++++ MATERIAL FOR THIS TASK

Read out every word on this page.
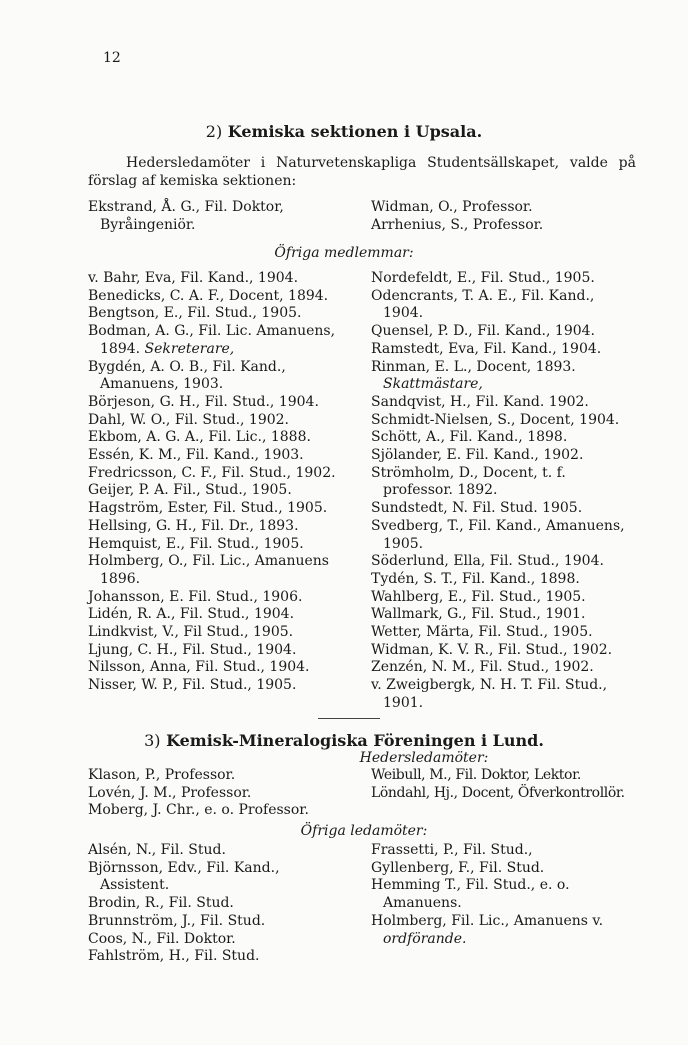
12
2) Kemiska sektionen i Upsala.

Hedersledamöter i Naturvetenskapliga Studentsällskapet, valde på förslag af kemiska sektionen:

Ekstrand, Å. G., Fil. Doktor, Byråingeniör.
Widman, O., Professor.
Arrhenius, S., Professor.
Öfriga medlemmar:
v. Bahr, Eva, Fil. Kand., 1904.
Benedicks, C. A. F., Docent, 1894.
Bengtson, E., Fil. Stud., 1905.
Bodman, A. G., Fil. Lic. Amanuens, 1894. Sekreterare,
Bygdén, A. O. B., Fil. Kand., Amanuens, 1903.
Börjeson, G. H., Fil. Stud., 1904.
Dahl, W. O., Fil. Stud., 1902.
Ekbom, A. G. A., Fil. Lic., 1888.
Essén, K. M., Fil. Kand., 1903.
Fredricsson, C. F., Fil. Stud., 1902.
Geijer, P. A. Fil., Stud., 1905.
Hagström, Ester, Fil. Stud., 1905.
Hellsing, G. H., Fil. Dr., 1893.
Hemquist, E., Fil. Stud., 1905.
Holmberg, O., Fil. Lic., Amanuens 1896.
Johansson, E. Fil. Stud., 1906.
Lidén, R. A., Fil. Stud., 1904.
Lindkvist, V., Fil Stud., 1905.
Ljung, C. H., Fil. Stud., 1904.
Nilsson, Anna, Fil. Stud., 1904.
Nisser, W. P., Fil. Stud., 1905.
Nordefeldt, E., Fil. Stud., 1905.
Odencrants, T. A. E., Fil. Kand., 1904.
Quensel, P. D., Fil. Kand., 1904.
Ramstedt, Eva, Fil. Kand., 1904.
Rinman, E. L., Docent, 1893.
Skattmästare,
Sandqvist, H., Fil. Kand. 1902.
Schmidt-Nielsen, S., Docent, 1904.
Schött, A., Fil. Kand., 1898.
Sjölander, E. Fil. Kand., 1902.
Strömholm, D., Docent, t. f. professor. 1892.
Sundstedt, N. Fil. Stud. 1905.
Svedberg, T., Fil. Kand., Amanuens, 1905.
Söderlund, Ella, Fil. Stud., 1904.
Tydén, S. T., Fil. Kand., 1898.
Wahlberg, E., Fil. Stud., 1905.
Wallmark, G., Fil. Stud., 1901.
Wetter, Märta, Fil. Stud., 1905.
Widman, K. V. R., Fil. Stud., 1902.
Zenzén, N. M., Fil. Stud., 1902.
v. Zweigbergk, N. H. T. Fil. Stud., 1901.
3) Kemisk-Mineralogiska Föreningen i Lund.
Hedersledamöter:
Klason, P., Professor.
Lovén, J. M., Professor.
Moberg, J. Chr., e. o. Professor.
Weibull, M., Fil. Doktor, Lektor.
Löndahl, Hj., Docent, Öfverkontrollör.
Öfriga ledamöter:
Alsén, N., Fil. Stud.
Björnsson, Edv., Fil. Kand., Assistent.
Brodin, R., Fil. Stud.
Brunnström, J., Fil. Stud.
Coos, N., Fil. Doktor.
Fahlström, H., Fil. Stud.
Frassetti, P., Fil. Stud.,
Gyllenberg, F., Fil. Stud.
Hemming T., Fil. Stud., e. o. Amanuens.
Holmberg, Fil. Lic., Amanuens v.
ordförande.
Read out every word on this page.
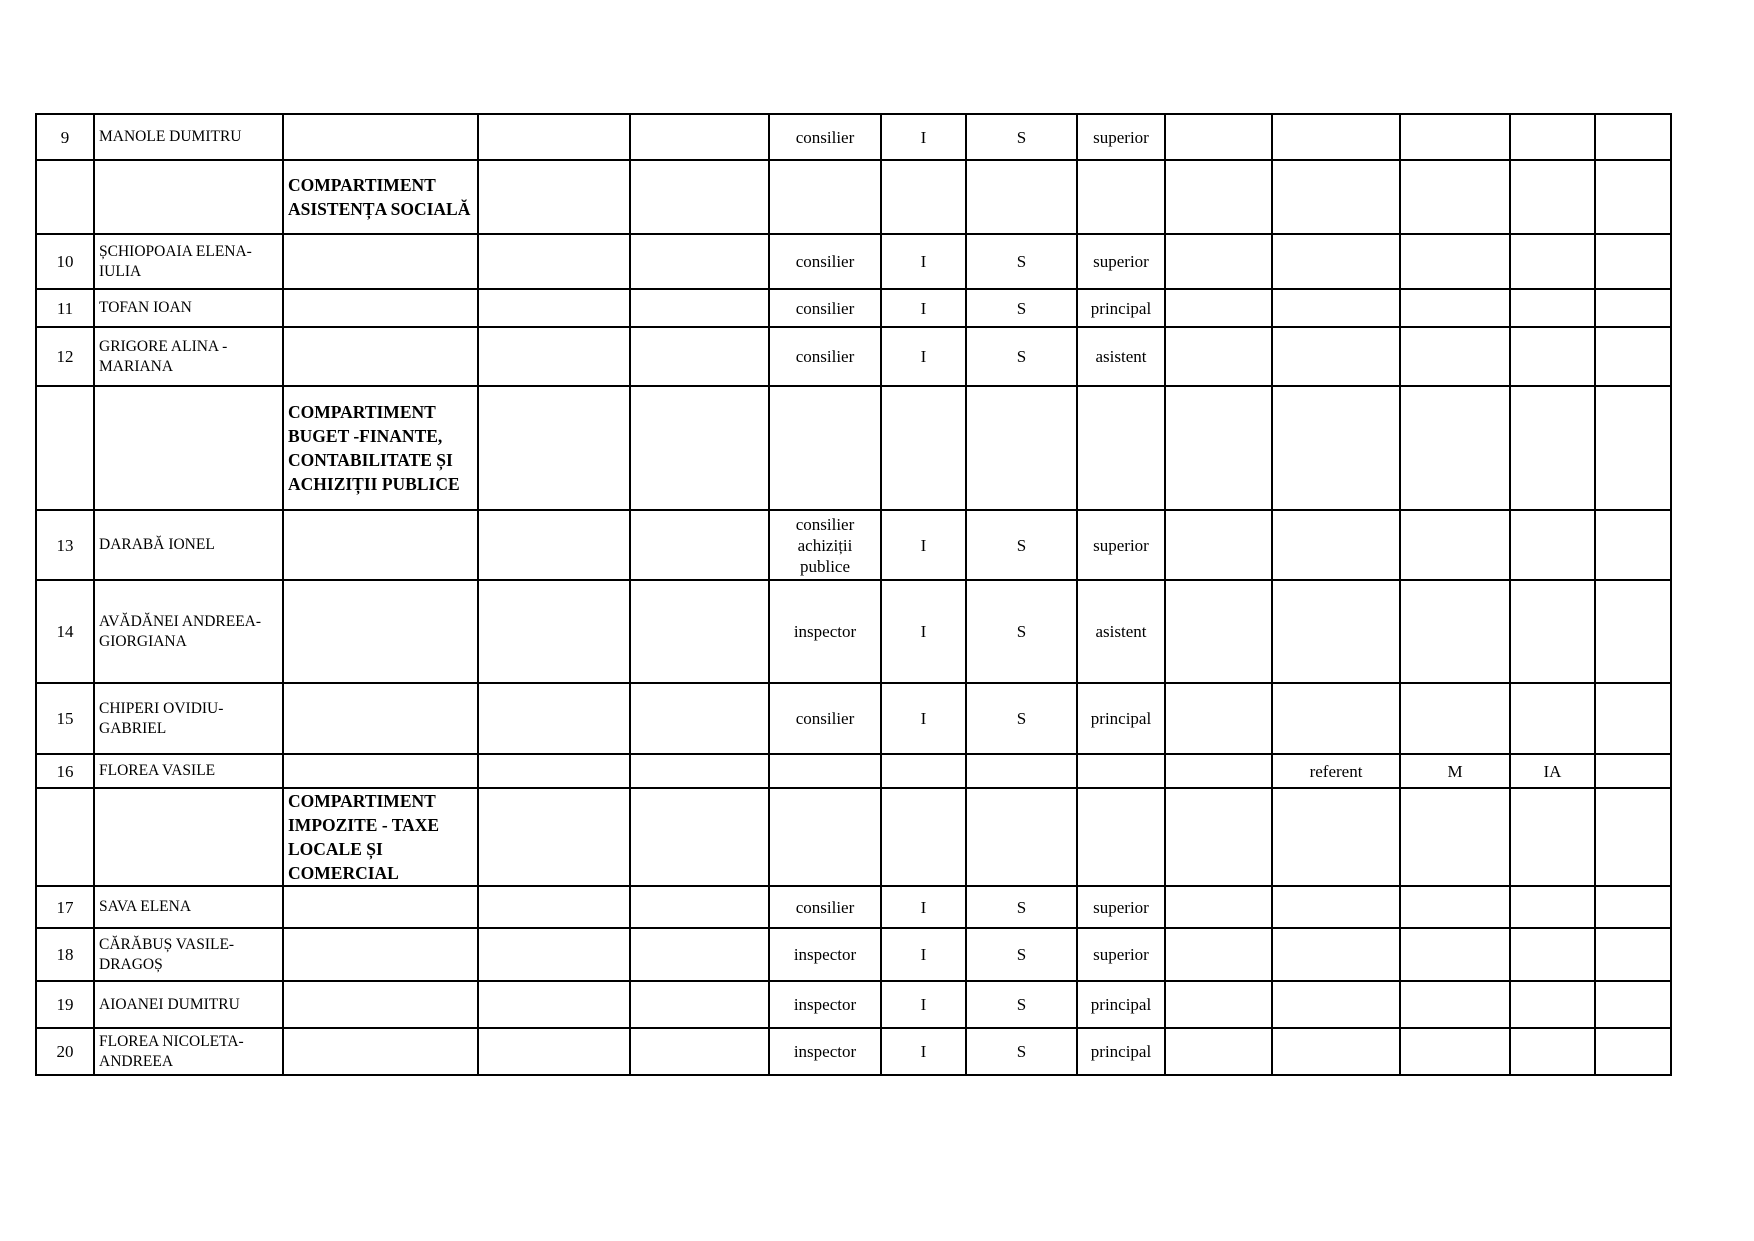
9	MANOLE DUMITRU				consilier	I	S	superior					
		COMPARTIMENT ASISTENȚA SOCIALĂ											
10	ȘCHIOPOAIA ELENA-IULIA				consilier	I	S	superior					
11	TOFAN IOAN				consilier	I	S	principal					
12	GRIGORE ALINA - MARIANA				consilier	I	S	asistent					
		COMPARTIMENT BUGET -FINANTE, CONTABILITATE ȘI ACHIZIȚII PUBLICE											
13	DARABĂ IONEL				consilier achiziții publice	I	S	superior					
14	AVĂDĂNEI ANDREEA-GIORGIANA				inspector	I	S	asistent					
15	CHIPERI OVIDIU-GABRIEL				consilier	I	S	principal					
16	FLOREA VASILE									referent	M	IA	
		COMPARTIMENT IMPOZITE - TAXE LOCALE ȘI COMERCIAL											
17	SAVA ELENA				consilier	I	S	superior					
18	CĂRĂBUȘ VASILE-DRAGOȘ				inspector	I	S	superior					
19	AIOANEI DUMITRU				inspector	I	S	principal					
20	FLOREA NICOLETA-ANDREEA				inspector	I	S	principal					
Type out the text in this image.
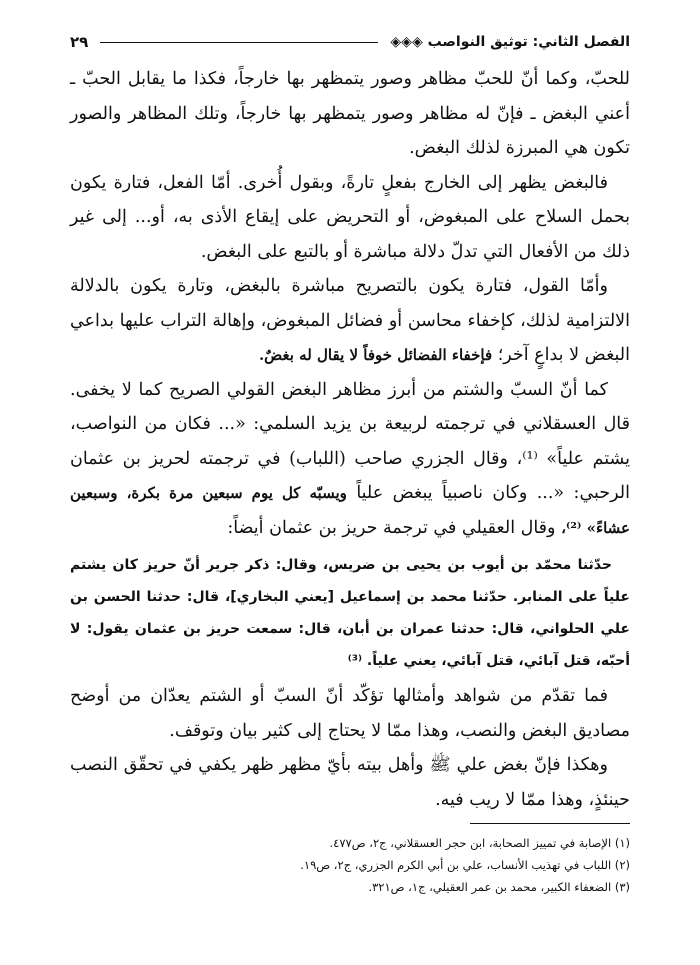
الفصل الثاني: توثيق النواصب ◈◈◈
٢٩

للحبّ، وكما أنّ للحبّ مظاهر وصور يتمظهر بها خارجاً، فكذا ما يقابل الحبّ ـ أعني البغض ـ فإنّ له مظاهر وصور يتمظهر بها خارجاً، وتلك المظاهر والصور تكون هي المبرزة لذلك البغض.

فالبغض يظهر إلى الخارج بفعلٍ تارةً، وبقول أُخرى. أمّا الفعل، فتارة يكون بحمل السلاح على المبغوض، أو التحريض على إيقاع الأذى به، أو... إلى غير ذلك من الأفعال التي تدلّ دلالة مباشرة أو بالتبع على البغض.

وأمّا القول، فتارة يكون بالتصريح مباشرة بالبغض، وتارة يكون بالدلالة الالتزامية لذلك، كإخفاء محاسن أو فضائل المبغوض، وإهالة التراب عليها بداعي البغض لا بداعٍ آخر؛ فإخفاء الفضائل خوفاً لا يقال له بغضٌ.

كما أنّ السبّ والشتم من أبرز مظاهر البغض القولي الصريح كما لا يخفى. قال العسقلاني في ترجمته لربيعة بن يزيد السلمي: «... فكان من النواصب، يشتم علياً» ⁽¹⁾، وقال الجزري صاحب (اللباب) في ترجمته لحريز بن عثمان الرحبي: «... وكان ناصبياً يبغض علياً ويسبّه كل يوم سبعين مرة بكرة، وسبعين عشاءً» ⁽²⁾، وقال العقيلي في ترجمة حريز بن عثمان أيضاً:

حدّثنا محمّد بن أيوب بن يحيى بن ضريس، وقال: ذكر جرير أنّ حريز كان يشتم علياً على المنابر. حدّثنا محمد بن إسماعيل [يعني البخاري]، قال: حدثنا الحسن بن علي الحلواني، قال: حدثنا عمران بن أبان، قال: سمعت حريز بن عثمان يقول: لا أحبّه، قتل آبائي، قتل آبائي، يعني علياً. ⁽³⁾

فما تقدّم من شواهد وأمثالها تؤكّد أنّ السبّ أو الشتم يعدّان من أوضح مصاديق البغض والنصب، وهذا ممّا لا يحتاج إلى كثير بيان وتوقف.

وهكذا فإنّ بغض علي ﷺ وأهل بيته بأيّ مظهر ظهر يكفي في تحقّق النصب حينئذٍ، وهذا ممّا لا ريب فيه.

(١) الإصابة في تمييز الصحابة، ابن حجر العسقلاني، ج٢، ص٤٧٧.

(٢) اللباب في تهذيب الأنساب، علي بن أبي الكرم الجزري، ج٢، ص١٩.

(٣) الضعفاء الكبير، محمد بن عمر العقيلي، ج١، ص٣٢١.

++++++++

▸ **WHAT THIS TASK INVOLVES**
Tally up the lines holding the string "يشتم" in this listing, and report the total alone.

▸ **WORKED SOLUTION**
2